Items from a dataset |
========
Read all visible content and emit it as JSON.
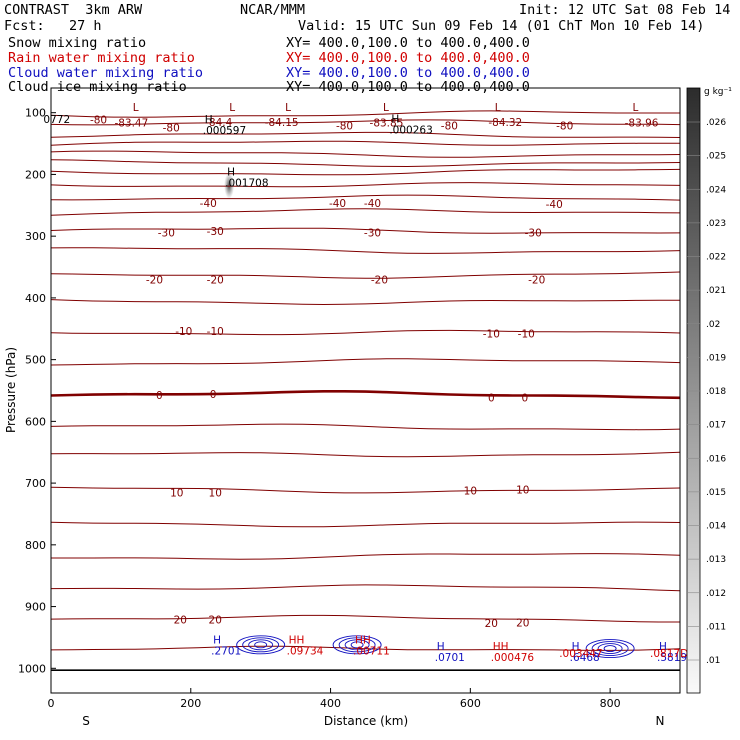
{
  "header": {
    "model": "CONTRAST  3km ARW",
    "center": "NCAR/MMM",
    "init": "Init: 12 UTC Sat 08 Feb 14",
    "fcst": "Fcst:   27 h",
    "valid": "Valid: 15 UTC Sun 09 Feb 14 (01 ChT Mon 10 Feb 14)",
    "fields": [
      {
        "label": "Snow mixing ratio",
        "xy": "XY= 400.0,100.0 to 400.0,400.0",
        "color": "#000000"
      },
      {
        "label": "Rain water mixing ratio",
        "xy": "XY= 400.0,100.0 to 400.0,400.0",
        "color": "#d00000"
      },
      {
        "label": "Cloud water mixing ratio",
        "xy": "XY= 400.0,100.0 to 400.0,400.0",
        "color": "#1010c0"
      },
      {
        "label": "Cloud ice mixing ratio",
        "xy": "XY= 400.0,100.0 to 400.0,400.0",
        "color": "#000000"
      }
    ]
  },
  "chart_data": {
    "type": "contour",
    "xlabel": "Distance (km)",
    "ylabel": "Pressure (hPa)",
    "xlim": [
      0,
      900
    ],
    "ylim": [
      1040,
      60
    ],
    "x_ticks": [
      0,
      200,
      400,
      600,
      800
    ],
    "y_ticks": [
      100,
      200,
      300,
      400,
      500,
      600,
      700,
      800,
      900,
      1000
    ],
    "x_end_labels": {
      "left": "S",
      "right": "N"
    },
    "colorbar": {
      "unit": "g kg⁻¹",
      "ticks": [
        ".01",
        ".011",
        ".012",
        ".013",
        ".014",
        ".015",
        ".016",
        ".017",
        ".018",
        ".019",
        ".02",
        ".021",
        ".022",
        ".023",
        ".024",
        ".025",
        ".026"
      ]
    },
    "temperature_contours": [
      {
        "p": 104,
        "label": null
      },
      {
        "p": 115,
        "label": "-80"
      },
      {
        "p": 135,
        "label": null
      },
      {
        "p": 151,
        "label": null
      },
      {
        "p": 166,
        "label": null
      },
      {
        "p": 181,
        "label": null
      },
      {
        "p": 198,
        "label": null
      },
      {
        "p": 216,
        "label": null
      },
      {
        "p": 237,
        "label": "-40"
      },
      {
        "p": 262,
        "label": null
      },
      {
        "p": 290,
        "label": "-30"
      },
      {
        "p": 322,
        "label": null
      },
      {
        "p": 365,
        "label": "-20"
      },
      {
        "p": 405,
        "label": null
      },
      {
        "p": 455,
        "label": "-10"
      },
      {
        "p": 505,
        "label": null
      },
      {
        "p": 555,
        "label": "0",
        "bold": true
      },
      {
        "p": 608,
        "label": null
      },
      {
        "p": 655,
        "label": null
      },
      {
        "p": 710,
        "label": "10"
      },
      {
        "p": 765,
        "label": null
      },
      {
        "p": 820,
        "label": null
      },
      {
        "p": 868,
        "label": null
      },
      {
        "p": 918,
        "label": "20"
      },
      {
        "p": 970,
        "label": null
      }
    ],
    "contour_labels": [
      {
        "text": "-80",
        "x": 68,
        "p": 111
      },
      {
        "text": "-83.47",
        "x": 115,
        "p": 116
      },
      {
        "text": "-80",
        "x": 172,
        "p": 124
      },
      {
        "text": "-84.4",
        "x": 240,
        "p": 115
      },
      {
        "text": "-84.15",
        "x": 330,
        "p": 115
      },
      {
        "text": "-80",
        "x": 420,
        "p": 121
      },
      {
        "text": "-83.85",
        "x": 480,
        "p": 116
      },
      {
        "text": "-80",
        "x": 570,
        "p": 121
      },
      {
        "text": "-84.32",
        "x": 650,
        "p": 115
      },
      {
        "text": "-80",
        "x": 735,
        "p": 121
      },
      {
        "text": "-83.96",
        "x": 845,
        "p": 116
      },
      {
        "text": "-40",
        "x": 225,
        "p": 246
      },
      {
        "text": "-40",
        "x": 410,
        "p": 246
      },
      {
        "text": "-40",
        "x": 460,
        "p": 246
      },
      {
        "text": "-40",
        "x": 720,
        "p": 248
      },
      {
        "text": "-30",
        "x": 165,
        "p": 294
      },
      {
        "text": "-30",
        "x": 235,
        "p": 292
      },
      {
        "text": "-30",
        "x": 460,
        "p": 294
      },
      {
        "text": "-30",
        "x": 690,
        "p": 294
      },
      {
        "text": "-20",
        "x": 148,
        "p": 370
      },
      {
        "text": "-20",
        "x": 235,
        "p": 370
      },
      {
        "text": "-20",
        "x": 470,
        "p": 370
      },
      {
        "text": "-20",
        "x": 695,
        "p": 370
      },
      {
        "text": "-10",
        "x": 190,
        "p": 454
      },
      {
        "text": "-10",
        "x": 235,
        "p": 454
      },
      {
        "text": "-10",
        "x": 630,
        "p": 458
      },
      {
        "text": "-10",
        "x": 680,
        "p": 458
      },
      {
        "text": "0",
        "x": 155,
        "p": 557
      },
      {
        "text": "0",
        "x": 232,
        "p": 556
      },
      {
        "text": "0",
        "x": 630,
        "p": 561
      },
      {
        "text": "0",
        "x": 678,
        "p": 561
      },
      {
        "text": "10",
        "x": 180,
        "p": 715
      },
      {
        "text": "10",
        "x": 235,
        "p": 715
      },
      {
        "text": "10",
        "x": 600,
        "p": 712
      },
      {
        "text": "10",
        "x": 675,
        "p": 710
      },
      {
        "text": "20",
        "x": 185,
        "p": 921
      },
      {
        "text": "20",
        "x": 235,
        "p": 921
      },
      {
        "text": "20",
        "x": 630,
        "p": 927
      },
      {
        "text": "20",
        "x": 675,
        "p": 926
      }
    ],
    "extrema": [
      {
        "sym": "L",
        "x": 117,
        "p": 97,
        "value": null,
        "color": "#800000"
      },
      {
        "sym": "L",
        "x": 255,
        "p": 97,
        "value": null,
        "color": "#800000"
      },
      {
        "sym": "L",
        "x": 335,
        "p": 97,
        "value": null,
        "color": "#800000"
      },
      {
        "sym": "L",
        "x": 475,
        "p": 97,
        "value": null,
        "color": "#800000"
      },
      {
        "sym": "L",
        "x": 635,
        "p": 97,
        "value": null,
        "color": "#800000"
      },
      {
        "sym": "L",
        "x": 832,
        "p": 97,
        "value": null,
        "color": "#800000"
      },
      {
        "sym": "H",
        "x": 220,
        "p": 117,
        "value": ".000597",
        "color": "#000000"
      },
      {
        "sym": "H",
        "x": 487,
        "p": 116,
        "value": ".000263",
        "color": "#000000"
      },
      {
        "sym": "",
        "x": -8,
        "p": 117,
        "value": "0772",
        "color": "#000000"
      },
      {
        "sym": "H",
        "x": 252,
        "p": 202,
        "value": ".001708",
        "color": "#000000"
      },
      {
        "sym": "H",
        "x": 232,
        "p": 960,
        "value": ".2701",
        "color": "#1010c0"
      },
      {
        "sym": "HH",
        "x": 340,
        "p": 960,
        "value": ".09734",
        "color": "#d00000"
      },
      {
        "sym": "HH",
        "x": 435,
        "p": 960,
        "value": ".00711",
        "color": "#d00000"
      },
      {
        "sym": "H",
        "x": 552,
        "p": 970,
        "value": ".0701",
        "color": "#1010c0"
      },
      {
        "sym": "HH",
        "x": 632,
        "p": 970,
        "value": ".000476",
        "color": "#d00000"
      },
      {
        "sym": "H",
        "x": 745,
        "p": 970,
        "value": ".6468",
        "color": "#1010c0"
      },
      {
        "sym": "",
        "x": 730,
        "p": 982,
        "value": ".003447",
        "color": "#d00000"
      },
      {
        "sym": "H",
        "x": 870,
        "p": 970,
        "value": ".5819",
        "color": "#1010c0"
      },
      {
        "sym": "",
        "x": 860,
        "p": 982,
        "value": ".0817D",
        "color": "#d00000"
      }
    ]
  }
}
========
Required task |
Consider the entries above and return each line with the string "Cloud".

Complete answer |
        "label": "Cloud water mixing ratio",
        "label": "Cloud ice mixing ratio",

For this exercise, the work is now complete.